[Extracted records]
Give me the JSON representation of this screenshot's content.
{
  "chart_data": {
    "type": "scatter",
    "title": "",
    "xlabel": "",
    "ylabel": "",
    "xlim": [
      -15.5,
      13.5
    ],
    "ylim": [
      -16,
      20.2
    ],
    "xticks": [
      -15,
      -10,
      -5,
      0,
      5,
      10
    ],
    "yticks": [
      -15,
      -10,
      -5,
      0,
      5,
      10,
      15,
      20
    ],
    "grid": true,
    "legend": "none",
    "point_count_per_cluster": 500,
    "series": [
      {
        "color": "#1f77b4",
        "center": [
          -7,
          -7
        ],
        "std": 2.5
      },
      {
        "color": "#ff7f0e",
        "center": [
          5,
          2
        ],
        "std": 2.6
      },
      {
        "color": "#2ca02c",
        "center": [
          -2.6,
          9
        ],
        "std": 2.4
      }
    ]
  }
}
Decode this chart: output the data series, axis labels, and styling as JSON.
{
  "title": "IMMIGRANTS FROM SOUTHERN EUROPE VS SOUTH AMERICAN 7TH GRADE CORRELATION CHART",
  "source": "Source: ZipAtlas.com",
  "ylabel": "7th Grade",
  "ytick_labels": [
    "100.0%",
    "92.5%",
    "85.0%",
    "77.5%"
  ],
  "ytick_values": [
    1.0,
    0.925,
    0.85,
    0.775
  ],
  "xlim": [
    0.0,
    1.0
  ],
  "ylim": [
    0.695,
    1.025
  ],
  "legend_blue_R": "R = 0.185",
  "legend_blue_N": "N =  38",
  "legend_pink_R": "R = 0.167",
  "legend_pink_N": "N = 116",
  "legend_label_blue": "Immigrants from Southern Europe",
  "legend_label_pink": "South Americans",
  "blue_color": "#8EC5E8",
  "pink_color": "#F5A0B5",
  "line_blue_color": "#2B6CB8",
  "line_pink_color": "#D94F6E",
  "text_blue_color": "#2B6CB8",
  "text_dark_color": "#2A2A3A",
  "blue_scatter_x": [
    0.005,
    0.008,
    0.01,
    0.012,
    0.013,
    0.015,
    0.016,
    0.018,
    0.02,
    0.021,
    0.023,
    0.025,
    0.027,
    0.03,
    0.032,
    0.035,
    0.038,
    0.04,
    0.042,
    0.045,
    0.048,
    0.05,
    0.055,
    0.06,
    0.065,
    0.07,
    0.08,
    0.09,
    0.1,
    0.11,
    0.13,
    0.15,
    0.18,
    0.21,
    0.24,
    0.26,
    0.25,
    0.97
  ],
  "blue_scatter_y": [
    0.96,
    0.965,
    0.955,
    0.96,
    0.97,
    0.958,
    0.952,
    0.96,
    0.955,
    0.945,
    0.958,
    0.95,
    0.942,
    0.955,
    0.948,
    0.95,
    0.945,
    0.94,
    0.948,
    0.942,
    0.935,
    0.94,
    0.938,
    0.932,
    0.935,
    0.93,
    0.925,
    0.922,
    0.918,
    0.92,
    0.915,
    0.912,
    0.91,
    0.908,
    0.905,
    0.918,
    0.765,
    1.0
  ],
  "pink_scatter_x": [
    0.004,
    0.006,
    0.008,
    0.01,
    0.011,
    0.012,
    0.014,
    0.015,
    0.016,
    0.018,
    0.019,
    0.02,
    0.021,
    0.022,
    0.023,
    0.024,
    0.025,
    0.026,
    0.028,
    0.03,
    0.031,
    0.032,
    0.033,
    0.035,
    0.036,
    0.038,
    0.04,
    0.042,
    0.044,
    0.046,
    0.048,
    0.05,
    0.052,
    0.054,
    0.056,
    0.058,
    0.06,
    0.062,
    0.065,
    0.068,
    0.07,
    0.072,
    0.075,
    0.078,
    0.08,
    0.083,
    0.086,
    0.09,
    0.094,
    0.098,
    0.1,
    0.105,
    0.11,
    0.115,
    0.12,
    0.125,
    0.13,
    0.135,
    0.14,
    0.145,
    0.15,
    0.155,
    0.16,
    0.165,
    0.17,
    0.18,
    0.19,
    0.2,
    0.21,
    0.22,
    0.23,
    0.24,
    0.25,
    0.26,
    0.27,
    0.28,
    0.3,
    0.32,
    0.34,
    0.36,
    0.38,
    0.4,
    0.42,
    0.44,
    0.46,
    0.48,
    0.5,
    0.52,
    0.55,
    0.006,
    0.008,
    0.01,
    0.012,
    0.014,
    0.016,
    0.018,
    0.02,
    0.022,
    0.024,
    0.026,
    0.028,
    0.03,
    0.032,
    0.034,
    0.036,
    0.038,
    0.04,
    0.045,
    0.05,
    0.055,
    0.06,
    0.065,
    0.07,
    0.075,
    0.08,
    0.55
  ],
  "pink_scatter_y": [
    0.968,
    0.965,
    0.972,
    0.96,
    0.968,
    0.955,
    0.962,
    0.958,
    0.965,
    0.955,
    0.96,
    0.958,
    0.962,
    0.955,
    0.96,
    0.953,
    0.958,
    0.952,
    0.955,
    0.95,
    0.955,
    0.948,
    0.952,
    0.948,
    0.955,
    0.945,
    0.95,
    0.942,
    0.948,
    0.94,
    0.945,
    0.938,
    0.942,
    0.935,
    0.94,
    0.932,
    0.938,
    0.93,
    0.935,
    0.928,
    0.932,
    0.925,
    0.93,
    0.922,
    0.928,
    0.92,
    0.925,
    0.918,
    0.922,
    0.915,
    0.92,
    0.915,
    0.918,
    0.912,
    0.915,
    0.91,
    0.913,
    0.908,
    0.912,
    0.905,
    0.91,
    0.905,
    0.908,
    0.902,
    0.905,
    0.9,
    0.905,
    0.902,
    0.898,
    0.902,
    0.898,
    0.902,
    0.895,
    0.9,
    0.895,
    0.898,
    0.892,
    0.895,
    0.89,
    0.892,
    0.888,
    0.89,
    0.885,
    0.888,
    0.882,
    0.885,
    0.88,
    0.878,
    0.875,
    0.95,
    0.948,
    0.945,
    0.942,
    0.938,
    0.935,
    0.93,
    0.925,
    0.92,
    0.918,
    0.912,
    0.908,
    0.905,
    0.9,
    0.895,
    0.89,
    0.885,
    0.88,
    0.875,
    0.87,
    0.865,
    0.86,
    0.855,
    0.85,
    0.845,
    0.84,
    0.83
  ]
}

* Written request
Report how many lines in the data contain the word "series", with no words besides the number.

* Exercise solution
2